▸ PROBLEM TO SOLVE: Transcribe every entry word for word. Skip the pictures.

[Raw records]
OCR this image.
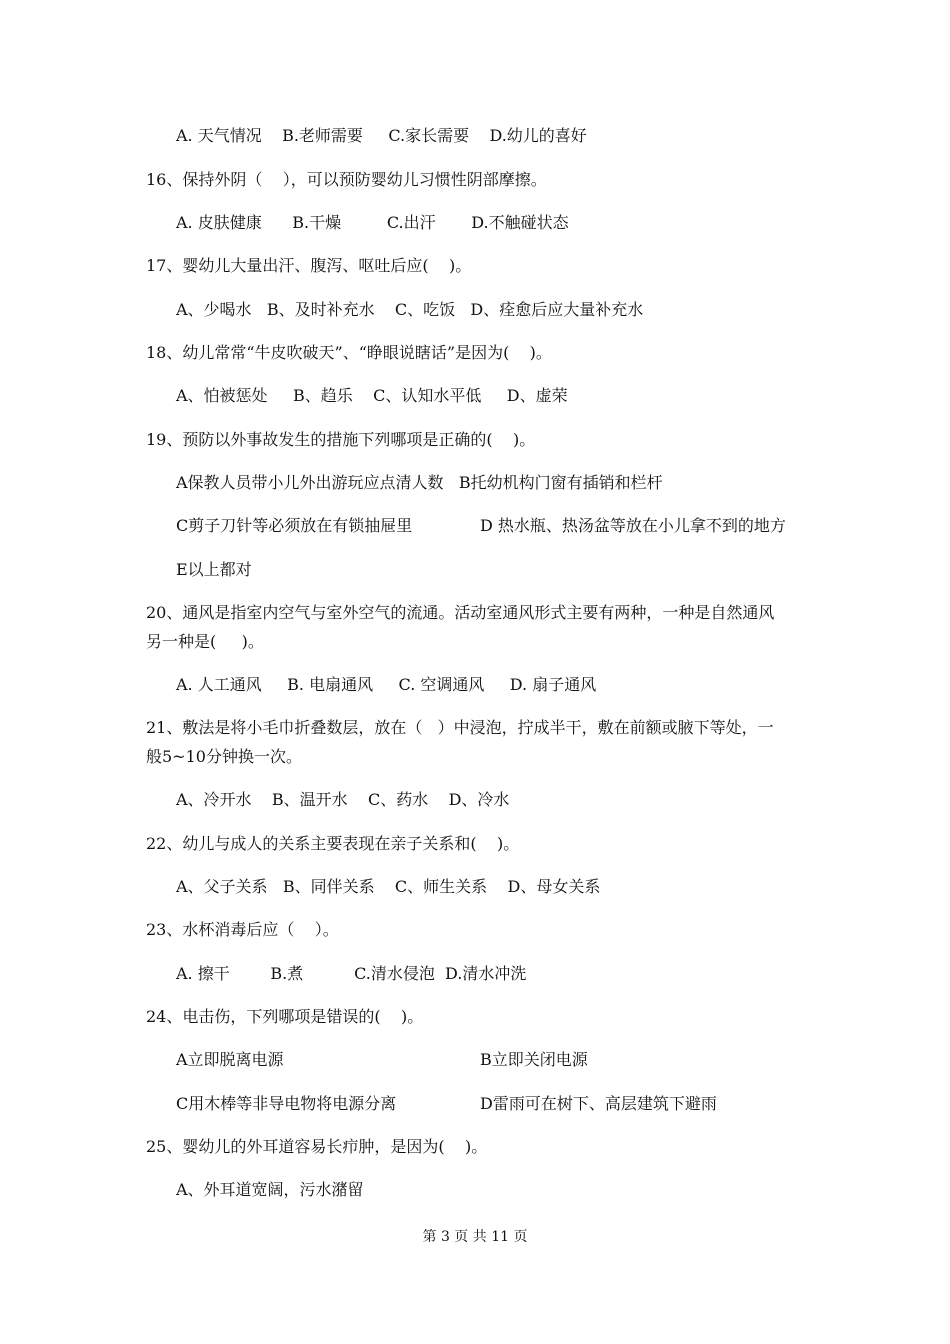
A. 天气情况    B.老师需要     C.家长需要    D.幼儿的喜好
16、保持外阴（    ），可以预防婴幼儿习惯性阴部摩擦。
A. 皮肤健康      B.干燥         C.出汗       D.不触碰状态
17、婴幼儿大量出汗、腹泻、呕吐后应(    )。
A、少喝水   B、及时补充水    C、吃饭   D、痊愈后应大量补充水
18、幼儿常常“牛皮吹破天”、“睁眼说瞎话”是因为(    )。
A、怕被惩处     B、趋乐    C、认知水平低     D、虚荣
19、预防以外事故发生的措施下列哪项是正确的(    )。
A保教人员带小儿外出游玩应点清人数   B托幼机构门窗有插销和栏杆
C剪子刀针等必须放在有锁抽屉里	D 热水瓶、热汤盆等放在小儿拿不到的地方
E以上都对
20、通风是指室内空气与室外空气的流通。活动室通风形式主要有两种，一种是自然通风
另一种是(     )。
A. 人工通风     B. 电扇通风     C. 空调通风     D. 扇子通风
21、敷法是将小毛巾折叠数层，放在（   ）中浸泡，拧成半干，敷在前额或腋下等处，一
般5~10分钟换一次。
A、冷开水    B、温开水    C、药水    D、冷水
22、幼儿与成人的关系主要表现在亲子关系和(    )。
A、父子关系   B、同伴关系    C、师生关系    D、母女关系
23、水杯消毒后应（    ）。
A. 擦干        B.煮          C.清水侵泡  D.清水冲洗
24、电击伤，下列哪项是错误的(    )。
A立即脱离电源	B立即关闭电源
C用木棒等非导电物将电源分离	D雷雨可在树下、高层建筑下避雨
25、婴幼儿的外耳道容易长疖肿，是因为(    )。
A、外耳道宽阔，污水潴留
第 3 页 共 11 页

▸ RESULT FOR THIS EXERCISE:
OCR this image.
A. 天气情况    B.老师需要     C.家长需要    D.幼儿的喜好
16、保持外阴（    ），可以预防婴幼儿习惯性阴部摩擦。
A. 皮肤健康      B.干燥         C.出汗       D.不触碰状态
17、婴幼儿大量出汗、腹泻、呕吐后应(    )。
A、少喝水   B、及时补充水    C、吃饭   D、痊愈后应大量补充水
18、幼儿常常“牛皮吹破天”、“睁眼说瞎话”是因为(    )。
A、怕被惩处     B、趋乐    C、认知水平低     D、虚荣
19、预防以外事故发生的措施下列哪项是正确的(    )。
A保教人员带小儿外出游玩应点清人数   B托幼机构门窗有插销和栏杆
C剪子刀针等必须放在有锁抽屉里	D 热水瓶、热汤盆等放在小儿拿不到的地方
E以上都对
20、通风是指室内空气与室外空气的流通。活动室通风形式主要有两种，一种是自然通风
另一种是(     )。
A. 人工通风     B. 电扇通风     C. 空调通风     D. 扇子通风
21、敷法是将小毛巾折叠数层，放在（   ）中浸泡，拧成半干，敷在前额或腋下等处，一
般5~10分钟换一次。
A、冷开水    B、温开水    C、药水    D、冷水
22、幼儿与成人的关系主要表现在亲子关系和(    )。
A、父子关系   B、同伴关系    C、师生关系    D、母女关系
23、水杯消毒后应（    ）。
A. 擦干        B.煮          C.清水侵泡  D.清水冲洗
24、电击伤，下列哪项是错误的(    )。
A立即脱离电源	B立即关闭电源
C用木棒等非导电物将电源分离	D雷雨可在树下、高层建筑下避雨
25、婴幼儿的外耳道容易长疖肿，是因为(    )。
A、外耳道宽阔，污水潴留
第 3 页 共 11 页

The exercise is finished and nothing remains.